Given problem: In the copy, include every entry exactly but none of the pictures.

━━ Provided records

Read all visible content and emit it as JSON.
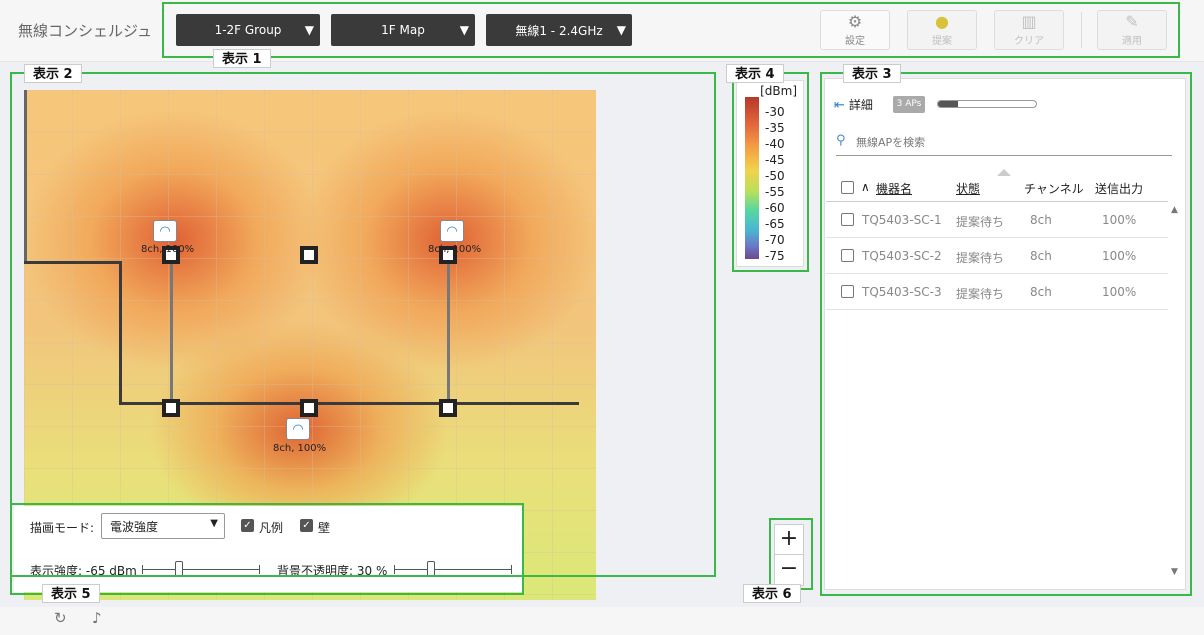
{
  "app": {
    "title": "無線コンシェルジュ"
  },
  "toolbar": {
    "group_select": "1-2F Group",
    "map_select": "1F Map",
    "band_select": "無線1 - 2.4GHz",
    "settings_label": "設定",
    "suggest_label": "提案",
    "clear_label": "クリア",
    "apply_label": "適用"
  },
  "callouts": [
    "表示 1",
    "表示 2",
    "表示 3",
    "表示 4",
    "表示 5",
    "表示 6"
  ],
  "map": {
    "aps": [
      {
        "label": "8ch, 100%"
      },
      {
        "label": "8ch, 100%"
      },
      {
        "label": "8ch, 100%"
      }
    ]
  },
  "legend": {
    "unit": "[dBm]",
    "ticks": [
      "-30",
      "-35",
      "-40",
      "-45",
      "-50",
      "-55",
      "-60",
      "-65",
      "-70",
      "-75"
    ]
  },
  "controls": {
    "mode_label": "描画モード:",
    "mode_value": "電波強度",
    "legend_chk_label": "凡例",
    "wall_chk_label": "壁",
    "strength_label": "表示強度: -65 dBm",
    "strength_fraction": 0.3,
    "opacity_label": "背景不透明度: 30 %",
    "opacity_fraction": 0.3
  },
  "zoom": {
    "plus": "+",
    "minus": "−"
  },
  "panel": {
    "detail_label": "詳細",
    "ap_count": "3 APs",
    "progress_fraction": 0.2,
    "search_placeholder": "無線APを検索",
    "columns": {
      "sort": "∧",
      "name": "機器名",
      "status": "状態",
      "channel": "チャンネル",
      "power": "送信出力"
    },
    "rows": [
      {
        "name": "TQ5403-SC-1",
        "status": "提案待ち",
        "channel": "8ch",
        "power": "100%"
      },
      {
        "name": "TQ5403-SC-2",
        "status": "提案待ち",
        "channel": "8ch",
        "power": "100%"
      },
      {
        "name": "TQ5403-SC-3",
        "status": "提案待ち",
        "channel": "8ch",
        "power": "100%"
      }
    ]
  },
  "colors": {
    "callout_border": "#3cb84a",
    "dropdown_bg": "#3a3a3a",
    "accent": "#2b7fd6"
  },
  "icons": [
    "gear-icon",
    "lightbulb-icon",
    "trash-icon",
    "wrench-icon",
    "wifi-icon",
    "search-icon",
    "refresh-icon",
    "bell-icon"
  ]
}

━━━━

Exercise solution:
Read all visible content and emit it as JSON.
{
  "app": {
    "title": "無線コンシェルジュ"
  },
  "toolbar": {
    "group_select": "1-2F Group",
    "map_select": "1F Map",
    "band_select": "無線1 - 2.4GHz",
    "settings_label": "設定",
    "suggest_label": "提案",
    "clear_label": "クリア",
    "apply_label": "適用"
  },
  "callouts": [
    "表示 1",
    "表示 2",
    "表示 3",
    "表示 4",
    "表示 5",
    "表示 6"
  ],
  "map": {
    "aps": [
      {
        "label": "8ch, 100%"
      },
      {
        "label": "8ch, 100%"
      },
      {
        "label": "8ch, 100%"
      }
    ]
  },
  "legend": {
    "unit": "[dBm]",
    "ticks": [
      "-30",
      "-35",
      "-40",
      "-45",
      "-50",
      "-55",
      "-60",
      "-65",
      "-70",
      "-75"
    ]
  },
  "controls": {
    "mode_label": "描画モード:",
    "mode_value": "電波強度",
    "legend_chk_label": "凡例",
    "wall_chk_label": "壁",
    "strength_label": "表示強度: -65 dBm",
    "strength_fraction": 0.3,
    "opacity_label": "背景不透明度: 30 %",
    "opacity_fraction": 0.3
  },
  "zoom": {
    "plus": "+",
    "minus": "−"
  },
  "panel": {
    "detail_label": "詳細",
    "ap_count": "3 APs",
    "progress_fraction": 0.2,
    "search_placeholder": "無線APを検索",
    "columns": {
      "sort": "∧",
      "name": "機器名",
      "status": "状態",
      "channel": "チャンネル",
      "power": "送信出力"
    },
    "rows": [
      {
        "name": "TQ5403-SC-1",
        "status": "提案待ち",
        "channel": "8ch",
        "power": "100%"
      },
      {
        "name": "TQ5403-SC-2",
        "status": "提案待ち",
        "channel": "8ch",
        "power": "100%"
      },
      {
        "name": "TQ5403-SC-3",
        "status": "提案待ち",
        "channel": "8ch",
        "power": "100%"
      }
    ]
  },
  "colors": {
    "callout_border": "#3cb84a",
    "dropdown_bg": "#3a3a3a",
    "accent": "#2b7fd6"
  },
  "icons": [
    "gear-icon",
    "lightbulb-icon",
    "trash-icon",
    "wrench-icon",
    "wifi-icon",
    "search-icon",
    "refresh-icon",
    "bell-icon"
  ]
}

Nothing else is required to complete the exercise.